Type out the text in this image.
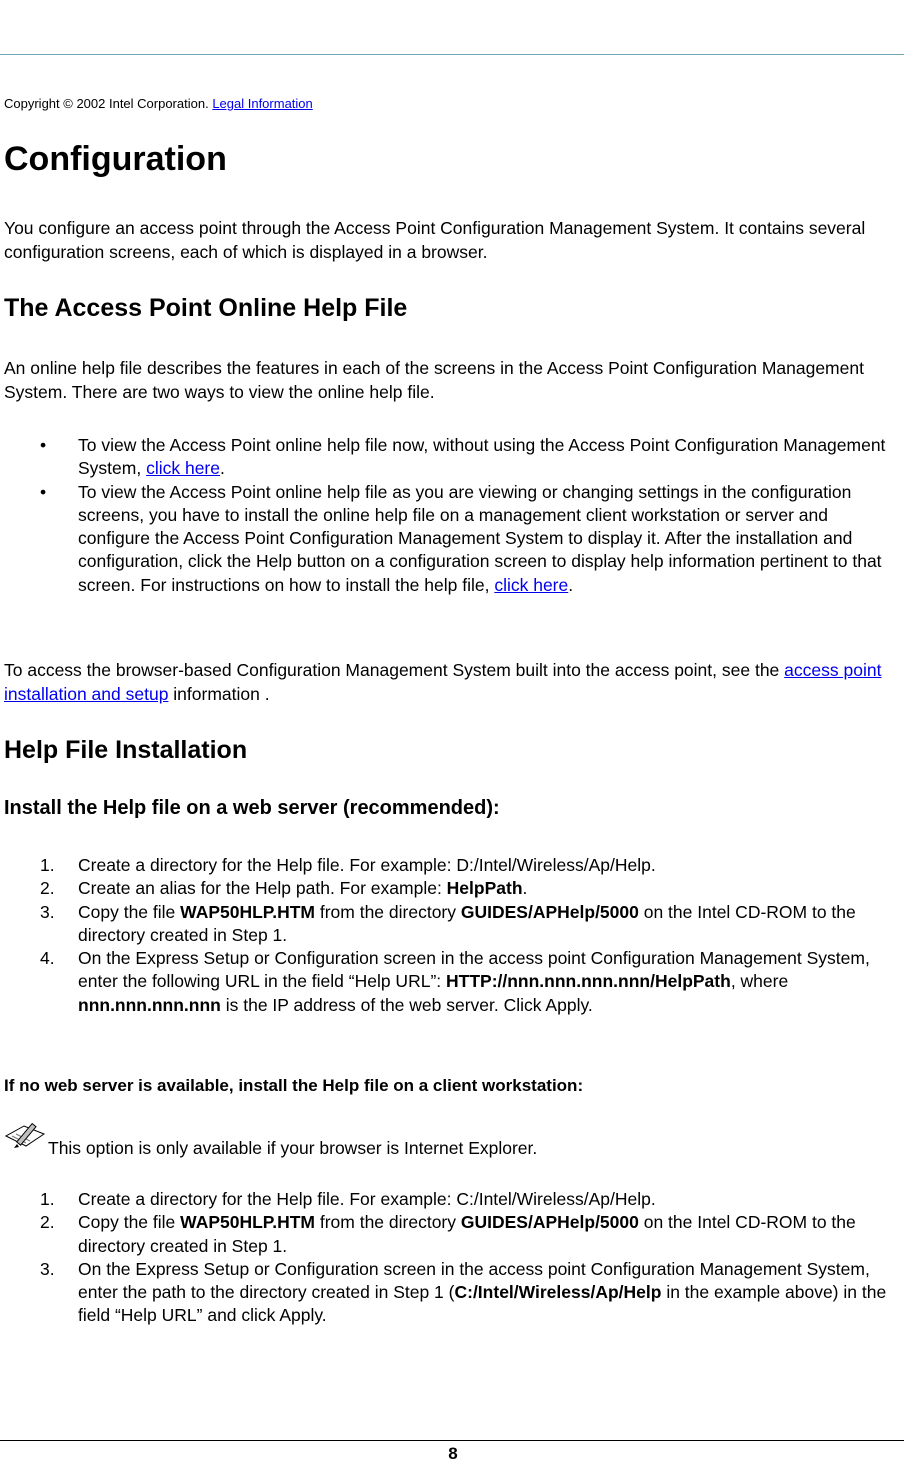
Copyright © 2002 Intel Corporation. Legal Information
Configuration

You configure an access point through the Access Point Configuration Management System. It contains several configuration screens, each of which is displayed in a browser.

The Access Point Online Help File

An online help file describes the features in each of the screens in the Access Point Configuration Management System. There are two ways to view the online help file.

• To view the Access Point online help file now, without using the Access Point Configuration Management System, click here.
• To view the Access Point online help file as you are viewing or changing settings in the configuration screens, you have to install the online help file on a management client workstation or server and configure the Access Point Configuration Management System to display it. After the installation and configuration, click the Help button on a configuration screen to display help information pertinent to that screen. For instructions on how to install the help file, click here.

To access the browser-based Configuration Management System built into the access point, see the access point installation and setup information .

Help File Installation
Install the Help file on a web server (recommended):
1. Create a directory for the Help file. For example: D:/Intel/Wireless/Ap/Help.
2. Create an alias for the Help path. For example: HelpPath.
3. Copy the file WAP50HLP.HTM from the directory GUIDES/APHelp/5000 on the Intel CD-ROM to the directory created in Step 1.
4. On the Express Setup or Configuration screen in the access point Configuration Management System, enter the following URL in the field “Help URL”: HTTP://nnn.nnn.nnn.nnn/HelpPath, where nnn.nnn.nnn.nnn is the IP address of the web server. Click Apply.
If no web server is available, install the Help file on a client workstation:
This option is only available if your browser is Internet Explorer.
1. Create a directory for the Help file. For example: C:/Intel/Wireless/Ap/Help.
2. Copy the file WAP50HLP.HTM from the directory GUIDES/APHelp/5000 on the Intel CD-ROM to the directory created in Step 1.
3. On the Express Setup or Configuration screen in the access point Configuration Management System, enter the path to the directory created in Step 1 (C:/Intel/Wireless/Ap/Help in the example above) in the field “Help URL” and click Apply.
8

=====

▶ **Exercise description**
Scan the material above for the string "Step" and report each line where you find it.

▶ **Result of the exercise**
3. Copy the file WAP50HLP.HTM from the directory GUIDES/APHelp/5000 on the Intel CD-ROM to the directory created in Step 1.
2. Copy the file WAP50HLP.HTM from the directory GUIDES/APHelp/5000 on the Intel CD-ROM to the directory created in Step 1.
3. On the Express Setup or Configuration screen in the access point Configuration Management System, enter the path to the directory created in Step 1 (C:/Intel/Wireless/Ap/Help in the example above) in the field “Help URL” and click Apply.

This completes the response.